• _EXERCISE TASK_
Copy out the data below verbatim.

• _MATERIALS PROVIDED_
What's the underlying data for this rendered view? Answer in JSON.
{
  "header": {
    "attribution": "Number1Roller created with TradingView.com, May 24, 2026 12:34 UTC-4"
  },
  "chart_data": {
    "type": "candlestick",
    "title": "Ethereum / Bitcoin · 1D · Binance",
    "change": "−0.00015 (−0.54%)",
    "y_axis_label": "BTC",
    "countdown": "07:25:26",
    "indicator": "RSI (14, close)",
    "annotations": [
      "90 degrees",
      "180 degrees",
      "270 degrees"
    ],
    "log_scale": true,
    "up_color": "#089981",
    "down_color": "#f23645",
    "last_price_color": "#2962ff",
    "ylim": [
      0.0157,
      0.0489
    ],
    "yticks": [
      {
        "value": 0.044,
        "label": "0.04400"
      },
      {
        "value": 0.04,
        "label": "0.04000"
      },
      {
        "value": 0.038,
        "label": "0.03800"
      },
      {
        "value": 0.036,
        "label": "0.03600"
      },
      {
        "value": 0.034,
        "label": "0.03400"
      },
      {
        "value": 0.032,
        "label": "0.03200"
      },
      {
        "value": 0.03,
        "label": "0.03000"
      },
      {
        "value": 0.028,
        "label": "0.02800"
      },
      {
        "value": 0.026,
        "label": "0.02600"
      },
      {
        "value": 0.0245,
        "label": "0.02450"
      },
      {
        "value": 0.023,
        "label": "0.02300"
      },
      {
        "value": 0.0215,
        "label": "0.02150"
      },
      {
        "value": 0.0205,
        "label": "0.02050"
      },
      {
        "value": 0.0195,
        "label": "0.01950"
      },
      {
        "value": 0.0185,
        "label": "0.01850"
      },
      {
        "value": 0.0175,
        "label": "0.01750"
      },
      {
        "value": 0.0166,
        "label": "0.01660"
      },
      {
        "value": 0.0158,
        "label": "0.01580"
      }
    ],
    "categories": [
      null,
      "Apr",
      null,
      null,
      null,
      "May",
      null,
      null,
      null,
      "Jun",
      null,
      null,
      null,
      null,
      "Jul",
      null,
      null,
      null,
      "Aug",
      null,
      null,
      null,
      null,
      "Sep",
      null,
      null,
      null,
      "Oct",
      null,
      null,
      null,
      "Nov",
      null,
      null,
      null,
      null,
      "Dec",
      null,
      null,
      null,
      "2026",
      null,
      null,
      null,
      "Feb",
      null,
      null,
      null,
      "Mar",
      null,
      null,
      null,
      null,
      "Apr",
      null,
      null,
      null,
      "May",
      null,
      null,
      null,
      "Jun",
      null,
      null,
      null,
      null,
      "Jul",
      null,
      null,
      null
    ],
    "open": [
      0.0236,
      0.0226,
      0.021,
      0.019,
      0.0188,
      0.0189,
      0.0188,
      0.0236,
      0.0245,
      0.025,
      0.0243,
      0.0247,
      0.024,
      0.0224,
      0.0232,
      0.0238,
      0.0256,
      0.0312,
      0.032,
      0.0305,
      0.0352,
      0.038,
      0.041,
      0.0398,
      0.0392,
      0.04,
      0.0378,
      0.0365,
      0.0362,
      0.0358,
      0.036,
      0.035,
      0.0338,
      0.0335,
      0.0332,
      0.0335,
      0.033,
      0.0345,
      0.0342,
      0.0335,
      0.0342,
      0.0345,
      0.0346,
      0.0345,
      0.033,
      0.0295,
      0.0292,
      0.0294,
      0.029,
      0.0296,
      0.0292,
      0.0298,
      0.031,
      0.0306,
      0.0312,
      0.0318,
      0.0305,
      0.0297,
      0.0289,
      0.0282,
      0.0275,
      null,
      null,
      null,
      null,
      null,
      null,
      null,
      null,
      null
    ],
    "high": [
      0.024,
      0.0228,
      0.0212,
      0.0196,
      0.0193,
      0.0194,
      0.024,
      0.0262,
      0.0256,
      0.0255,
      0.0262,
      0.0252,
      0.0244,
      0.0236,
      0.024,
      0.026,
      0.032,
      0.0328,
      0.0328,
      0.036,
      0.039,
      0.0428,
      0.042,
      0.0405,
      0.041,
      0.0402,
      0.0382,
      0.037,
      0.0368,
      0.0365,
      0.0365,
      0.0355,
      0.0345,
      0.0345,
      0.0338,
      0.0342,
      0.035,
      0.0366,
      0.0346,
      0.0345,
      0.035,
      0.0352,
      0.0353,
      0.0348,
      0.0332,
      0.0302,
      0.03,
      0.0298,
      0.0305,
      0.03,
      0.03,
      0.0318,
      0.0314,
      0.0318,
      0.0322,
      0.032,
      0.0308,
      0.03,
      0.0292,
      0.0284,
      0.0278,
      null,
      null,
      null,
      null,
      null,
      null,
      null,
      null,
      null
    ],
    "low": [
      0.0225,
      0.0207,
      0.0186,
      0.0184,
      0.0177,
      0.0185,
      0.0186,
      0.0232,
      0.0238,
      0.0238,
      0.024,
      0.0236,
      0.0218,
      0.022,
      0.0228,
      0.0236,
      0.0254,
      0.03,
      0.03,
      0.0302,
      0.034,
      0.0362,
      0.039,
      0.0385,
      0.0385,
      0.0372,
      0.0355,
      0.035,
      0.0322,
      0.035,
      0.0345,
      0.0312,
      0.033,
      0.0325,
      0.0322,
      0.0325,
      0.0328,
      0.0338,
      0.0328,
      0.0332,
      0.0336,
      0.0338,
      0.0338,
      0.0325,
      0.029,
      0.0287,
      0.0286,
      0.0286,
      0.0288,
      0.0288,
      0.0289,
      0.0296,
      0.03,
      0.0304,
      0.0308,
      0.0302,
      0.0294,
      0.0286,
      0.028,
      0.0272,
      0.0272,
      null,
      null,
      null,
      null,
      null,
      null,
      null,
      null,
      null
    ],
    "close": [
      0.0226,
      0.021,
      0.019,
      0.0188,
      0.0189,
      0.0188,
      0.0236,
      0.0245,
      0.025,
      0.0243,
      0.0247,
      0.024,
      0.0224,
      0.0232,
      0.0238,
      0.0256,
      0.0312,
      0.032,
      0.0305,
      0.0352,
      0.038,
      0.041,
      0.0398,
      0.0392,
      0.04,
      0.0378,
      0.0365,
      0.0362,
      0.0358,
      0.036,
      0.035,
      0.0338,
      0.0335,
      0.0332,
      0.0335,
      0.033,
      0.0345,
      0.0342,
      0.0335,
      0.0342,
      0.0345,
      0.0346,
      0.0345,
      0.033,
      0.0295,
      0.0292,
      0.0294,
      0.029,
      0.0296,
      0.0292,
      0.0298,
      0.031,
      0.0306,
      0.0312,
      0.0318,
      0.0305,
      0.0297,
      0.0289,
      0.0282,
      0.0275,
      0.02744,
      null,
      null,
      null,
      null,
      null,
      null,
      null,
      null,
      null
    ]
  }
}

• _IN RESPONSE_
What's the underlying data for this rendered view? Answer in JSON.
{
  "header": {
    "attribution": "Number1Roller created with TradingView.com, May 24, 2026 12:34 UTC-4"
  },
  "chart_data": {
    "type": "candlestick",
    "title": "Ethereum / Bitcoin · 1D · Binance",
    "change": "−0.00015 (−0.54%)",
    "y_axis_label": "BTC",
    "countdown": "07:25:26",
    "indicator": "RSI (14, close)",
    "annotations": [
      "90 degrees",
      "180 degrees",
      "270 degrees"
    ],
    "log_scale": true,
    "up_color": "#089981",
    "down_color": "#f23645",
    "last_price_color": "#2962ff",
    "ylim": [
      0.0157,
      0.0489
    ],
    "yticks": [
      {
        "value": 0.044,
        "label": "0.04400"
      },
      {
        "value": 0.04,
        "label": "0.04000"
      },
      {
        "value": 0.038,
        "label": "0.03800"
      },
      {
        "value": 0.036,
        "label": "0.03600"
      },
      {
        "value": 0.034,
        "label": "0.03400"
      },
      {
        "value": 0.032,
        "label": "0.03200"
      },
      {
        "value": 0.03,
        "label": "0.03000"
      },
      {
        "value": 0.028,
        "label": "0.02800"
      },
      {
        "value": 0.026,
        "label": "0.02600"
      },
      {
        "value": 0.0245,
        "label": "0.02450"
      },
      {
        "value": 0.023,
        "label": "0.02300"
      },
      {
        "value": 0.0215,
        "label": "0.02150"
      },
      {
        "value": 0.0205,
        "label": "0.02050"
      },
      {
        "value": 0.0195,
        "label": "0.01950"
      },
      {
        "value": 0.0185,
        "label": "0.01850"
      },
      {
        "value": 0.0175,
        "label": "0.01750"
      },
      {
        "value": 0.0166,
        "label": "0.01660"
      },
      {
        "value": 0.0158,
        "label": "0.01580"
      }
    ],
    "categories": [
      null,
      "Apr",
      null,
      null,
      null,
      "May",
      null,
      null,
      null,
      "Jun",
      null,
      null,
      null,
      null,
      "Jul",
      null,
      null,
      null,
      "Aug",
      null,
      null,
      null,
      null,
      "Sep",
      null,
      null,
      null,
      "Oct",
      null,
      null,
      null,
      "Nov",
      null,
      null,
      null,
      null,
      "Dec",
      null,
      null,
      null,
      "2026",
      null,
      null,
      null,
      "Feb",
      null,
      null,
      null,
      "Mar",
      null,
      null,
      null,
      null,
      "Apr",
      null,
      null,
      null,
      "May",
      null,
      null,
      null,
      "Jun",
      null,
      null,
      null,
      null,
      "Jul",
      null,
      null,
      null
    ],
    "open": [
      0.0236,
      0.0226,
      0.021,
      0.019,
      0.0188,
      0.0189,
      0.0188,
      0.0236,
      0.0245,
      0.025,
      0.0243,
      0.0247,
      0.024,
      0.0224,
      0.0232,
      0.0238,
      0.0256,
      0.0312,
      0.032,
      0.0305,
      0.0352,
      0.038,
      0.041,
      0.0398,
      0.0392,
      0.04,
      0.0378,
      0.0365,
      0.0362,
      0.0358,
      0.036,
      0.035,
      0.0338,
      0.0335,
      0.0332,
      0.0335,
      0.033,
      0.0345,
      0.0342,
      0.0335,
      0.0342,
      0.0345,
      0.0346,
      0.0345,
      0.033,
      0.0295,
      0.0292,
      0.0294,
      0.029,
      0.0296,
      0.0292,
      0.0298,
      0.031,
      0.0306,
      0.0312,
      0.0318,
      0.0305,
      0.0297,
      0.0289,
      0.0282,
      0.0275,
      null,
      null,
      null,
      null,
      null,
      null,
      null,
      null,
      null
    ],
    "high": [
      0.024,
      0.0228,
      0.0212,
      0.0196,
      0.0193,
      0.0194,
      0.024,
      0.0262,
      0.0256,
      0.0255,
      0.0262,
      0.0252,
      0.0244,
      0.0236,
      0.024,
      0.026,
      0.032,
      0.0328,
      0.0328,
      0.036,
      0.039,
      0.0428,
      0.042,
      0.0405,
      0.041,
      0.0402,
      0.0382,
      0.037,
      0.0368,
      0.0365,
      0.0365,
      0.0355,
      0.0345,
      0.0345,
      0.0338,
      0.0342,
      0.035,
      0.0366,
      0.0346,
      0.0345,
      0.035,
      0.0352,
      0.0353,
      0.0348,
      0.0332,
      0.0302,
      0.03,
      0.0298,
      0.0305,
      0.03,
      0.03,
      0.0318,
      0.0314,
      0.0318,
      0.0322,
      0.032,
      0.0308,
      0.03,
      0.0292,
      0.0284,
      0.0278,
      null,
      null,
      null,
      null,
      null,
      null,
      null,
      null,
      null
    ],
    "low": [
      0.0225,
      0.0207,
      0.0186,
      0.0184,
      0.0177,
      0.0185,
      0.0186,
      0.0232,
      0.0238,
      0.0238,
      0.024,
      0.0236,
      0.0218,
      0.022,
      0.0228,
      0.0236,
      0.0254,
      0.03,
      0.03,
      0.0302,
      0.034,
      0.0362,
      0.039,
      0.0385,
      0.0385,
      0.0372,
      0.0355,
      0.035,
      0.0322,
      0.035,
      0.0345,
      0.0312,
      0.033,
      0.0325,
      0.0322,
      0.0325,
      0.0328,
      0.0338,
      0.0328,
      0.0332,
      0.0336,
      0.0338,
      0.0338,
      0.0325,
      0.029,
      0.0287,
      0.0286,
      0.0286,
      0.0288,
      0.0288,
      0.0289,
      0.0296,
      0.03,
      0.0304,
      0.0308,
      0.0302,
      0.0294,
      0.0286,
      0.028,
      0.0272,
      0.0272,
      null,
      null,
      null,
      null,
      null,
      null,
      null,
      null,
      null
    ],
    "close": [
      0.0226,
      0.021,
      0.019,
      0.0188,
      0.0189,
      0.0188,
      0.0236,
      0.0245,
      0.025,
      0.0243,
      0.0247,
      0.024,
      0.0224,
      0.0232,
      0.0238,
      0.0256,
      0.0312,
      0.032,
      0.0305,
      0.0352,
      0.038,
      0.041,
      0.0398,
      0.0392,
      0.04,
      0.0378,
      0.0365,
      0.0362,
      0.0358,
      0.036,
      0.035,
      0.0338,
      0.0335,
      0.0332,
      0.0335,
      0.033,
      0.0345,
      0.0342,
      0.0335,
      0.0342,
      0.0345,
      0.0346,
      0.0345,
      0.033,
      0.0295,
      0.0292,
      0.0294,
      0.029,
      0.0296,
      0.0292,
      0.0298,
      0.031,
      0.0306,
      0.0312,
      0.0318,
      0.0305,
      0.0297,
      0.0289,
      0.0282,
      0.0275,
      0.02744,
      null,
      null,
      null,
      null,
      null,
      null,
      null,
      null,
      null
    ]
  }
}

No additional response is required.